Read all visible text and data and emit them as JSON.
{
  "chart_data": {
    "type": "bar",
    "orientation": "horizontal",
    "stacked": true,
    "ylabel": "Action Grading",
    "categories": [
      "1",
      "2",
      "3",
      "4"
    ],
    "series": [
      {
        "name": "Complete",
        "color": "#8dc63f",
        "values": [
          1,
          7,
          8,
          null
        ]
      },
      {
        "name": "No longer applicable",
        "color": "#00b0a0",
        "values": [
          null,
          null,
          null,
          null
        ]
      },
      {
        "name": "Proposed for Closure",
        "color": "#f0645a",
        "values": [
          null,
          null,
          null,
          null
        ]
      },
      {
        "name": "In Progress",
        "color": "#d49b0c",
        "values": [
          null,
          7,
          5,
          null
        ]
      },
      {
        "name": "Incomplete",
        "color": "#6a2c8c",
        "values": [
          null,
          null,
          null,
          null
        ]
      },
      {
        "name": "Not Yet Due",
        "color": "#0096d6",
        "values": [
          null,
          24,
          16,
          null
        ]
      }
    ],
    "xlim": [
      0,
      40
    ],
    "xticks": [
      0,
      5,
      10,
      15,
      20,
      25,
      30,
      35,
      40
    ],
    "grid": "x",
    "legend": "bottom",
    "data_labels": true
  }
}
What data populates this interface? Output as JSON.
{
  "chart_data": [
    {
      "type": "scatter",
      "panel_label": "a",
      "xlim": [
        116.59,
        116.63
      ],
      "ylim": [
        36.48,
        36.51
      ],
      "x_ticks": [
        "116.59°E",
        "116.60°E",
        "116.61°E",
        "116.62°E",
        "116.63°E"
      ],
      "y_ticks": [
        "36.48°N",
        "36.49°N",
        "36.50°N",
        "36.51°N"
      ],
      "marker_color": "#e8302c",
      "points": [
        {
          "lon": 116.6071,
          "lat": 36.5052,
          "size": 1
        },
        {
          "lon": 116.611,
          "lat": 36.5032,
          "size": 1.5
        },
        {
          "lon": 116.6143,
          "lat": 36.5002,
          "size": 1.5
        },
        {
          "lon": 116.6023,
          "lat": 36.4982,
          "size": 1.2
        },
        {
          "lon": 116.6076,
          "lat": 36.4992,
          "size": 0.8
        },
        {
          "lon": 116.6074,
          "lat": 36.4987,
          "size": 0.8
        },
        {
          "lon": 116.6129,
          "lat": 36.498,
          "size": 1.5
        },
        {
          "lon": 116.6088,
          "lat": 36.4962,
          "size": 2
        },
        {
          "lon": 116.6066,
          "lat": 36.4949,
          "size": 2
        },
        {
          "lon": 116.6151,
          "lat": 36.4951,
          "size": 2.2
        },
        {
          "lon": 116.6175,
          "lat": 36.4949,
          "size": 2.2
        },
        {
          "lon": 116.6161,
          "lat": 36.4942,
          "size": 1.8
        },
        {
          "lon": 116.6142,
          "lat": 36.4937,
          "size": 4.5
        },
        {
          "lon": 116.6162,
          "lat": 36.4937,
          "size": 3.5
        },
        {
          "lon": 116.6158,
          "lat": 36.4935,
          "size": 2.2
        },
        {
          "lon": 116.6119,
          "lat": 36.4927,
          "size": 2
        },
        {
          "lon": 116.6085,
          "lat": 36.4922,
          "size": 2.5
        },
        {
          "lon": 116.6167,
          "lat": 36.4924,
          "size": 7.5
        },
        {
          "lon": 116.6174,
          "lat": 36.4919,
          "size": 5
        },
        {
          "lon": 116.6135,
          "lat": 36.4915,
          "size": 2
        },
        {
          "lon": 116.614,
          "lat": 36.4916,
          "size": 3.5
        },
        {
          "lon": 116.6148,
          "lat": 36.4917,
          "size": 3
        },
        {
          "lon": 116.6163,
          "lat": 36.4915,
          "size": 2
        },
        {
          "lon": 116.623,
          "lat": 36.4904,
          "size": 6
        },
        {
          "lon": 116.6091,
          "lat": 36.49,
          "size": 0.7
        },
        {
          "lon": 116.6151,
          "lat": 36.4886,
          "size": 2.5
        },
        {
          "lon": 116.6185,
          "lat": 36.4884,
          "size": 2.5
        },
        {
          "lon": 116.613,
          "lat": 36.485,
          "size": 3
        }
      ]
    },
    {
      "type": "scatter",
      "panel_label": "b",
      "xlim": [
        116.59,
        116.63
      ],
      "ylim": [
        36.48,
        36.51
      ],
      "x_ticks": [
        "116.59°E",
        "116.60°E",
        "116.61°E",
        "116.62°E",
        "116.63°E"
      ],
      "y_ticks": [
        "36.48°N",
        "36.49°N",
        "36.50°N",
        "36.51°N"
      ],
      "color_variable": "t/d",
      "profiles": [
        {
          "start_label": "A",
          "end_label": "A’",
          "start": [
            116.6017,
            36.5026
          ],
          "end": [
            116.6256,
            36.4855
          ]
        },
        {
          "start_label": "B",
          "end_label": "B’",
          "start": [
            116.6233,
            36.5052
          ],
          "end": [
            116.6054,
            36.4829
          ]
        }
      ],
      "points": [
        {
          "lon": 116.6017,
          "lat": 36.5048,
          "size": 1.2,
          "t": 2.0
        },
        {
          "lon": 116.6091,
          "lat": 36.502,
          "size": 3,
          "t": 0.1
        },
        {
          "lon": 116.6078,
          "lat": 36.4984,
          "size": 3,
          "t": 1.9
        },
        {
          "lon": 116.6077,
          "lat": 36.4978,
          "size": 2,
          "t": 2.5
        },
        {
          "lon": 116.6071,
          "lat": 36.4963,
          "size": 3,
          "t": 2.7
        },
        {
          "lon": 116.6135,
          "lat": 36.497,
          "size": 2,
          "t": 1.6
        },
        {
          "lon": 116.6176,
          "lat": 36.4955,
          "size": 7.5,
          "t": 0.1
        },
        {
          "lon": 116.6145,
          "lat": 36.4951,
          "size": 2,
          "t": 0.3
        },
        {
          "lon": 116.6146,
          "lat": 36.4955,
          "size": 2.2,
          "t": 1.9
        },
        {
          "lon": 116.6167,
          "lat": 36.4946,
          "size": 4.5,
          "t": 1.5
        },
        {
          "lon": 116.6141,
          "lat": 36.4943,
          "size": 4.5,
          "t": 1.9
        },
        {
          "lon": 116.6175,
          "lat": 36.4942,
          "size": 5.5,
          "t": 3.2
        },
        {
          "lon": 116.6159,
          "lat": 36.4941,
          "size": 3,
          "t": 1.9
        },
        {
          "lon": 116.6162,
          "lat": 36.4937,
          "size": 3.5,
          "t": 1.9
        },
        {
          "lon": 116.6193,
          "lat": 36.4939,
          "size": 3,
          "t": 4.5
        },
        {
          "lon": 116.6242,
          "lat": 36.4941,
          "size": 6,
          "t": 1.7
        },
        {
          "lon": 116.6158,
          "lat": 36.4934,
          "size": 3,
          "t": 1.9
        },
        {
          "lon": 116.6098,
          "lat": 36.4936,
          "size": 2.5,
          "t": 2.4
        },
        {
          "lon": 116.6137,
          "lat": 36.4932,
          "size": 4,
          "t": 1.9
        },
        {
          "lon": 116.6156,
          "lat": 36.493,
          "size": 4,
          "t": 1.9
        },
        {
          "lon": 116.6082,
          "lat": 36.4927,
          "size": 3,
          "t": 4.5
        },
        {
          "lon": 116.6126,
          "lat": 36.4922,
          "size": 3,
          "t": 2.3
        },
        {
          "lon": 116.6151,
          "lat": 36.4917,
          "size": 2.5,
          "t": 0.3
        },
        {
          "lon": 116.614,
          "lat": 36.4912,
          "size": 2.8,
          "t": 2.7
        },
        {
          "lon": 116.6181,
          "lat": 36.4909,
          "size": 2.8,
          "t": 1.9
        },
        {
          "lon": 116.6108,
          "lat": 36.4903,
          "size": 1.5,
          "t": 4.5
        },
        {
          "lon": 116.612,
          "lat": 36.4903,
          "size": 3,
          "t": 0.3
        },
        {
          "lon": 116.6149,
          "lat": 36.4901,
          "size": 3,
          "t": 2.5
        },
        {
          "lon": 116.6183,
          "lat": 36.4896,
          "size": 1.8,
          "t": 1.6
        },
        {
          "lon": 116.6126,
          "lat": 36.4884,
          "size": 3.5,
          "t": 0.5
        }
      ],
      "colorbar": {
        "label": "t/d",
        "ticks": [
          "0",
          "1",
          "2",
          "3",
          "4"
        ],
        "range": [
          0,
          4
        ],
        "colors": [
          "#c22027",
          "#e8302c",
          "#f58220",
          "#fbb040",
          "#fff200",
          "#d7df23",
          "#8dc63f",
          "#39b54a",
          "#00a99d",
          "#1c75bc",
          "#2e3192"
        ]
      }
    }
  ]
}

* **Direction**
Gather every line from the listing above in which "name" appears, and copy those lines.

* **The answer**
        "name": "Complete",
        "name": "No longer applicable",
        "name": "Proposed for Closure",
        "name": "In Progress",
        "name": "Incomplete",
        "name": "Not Yet Due",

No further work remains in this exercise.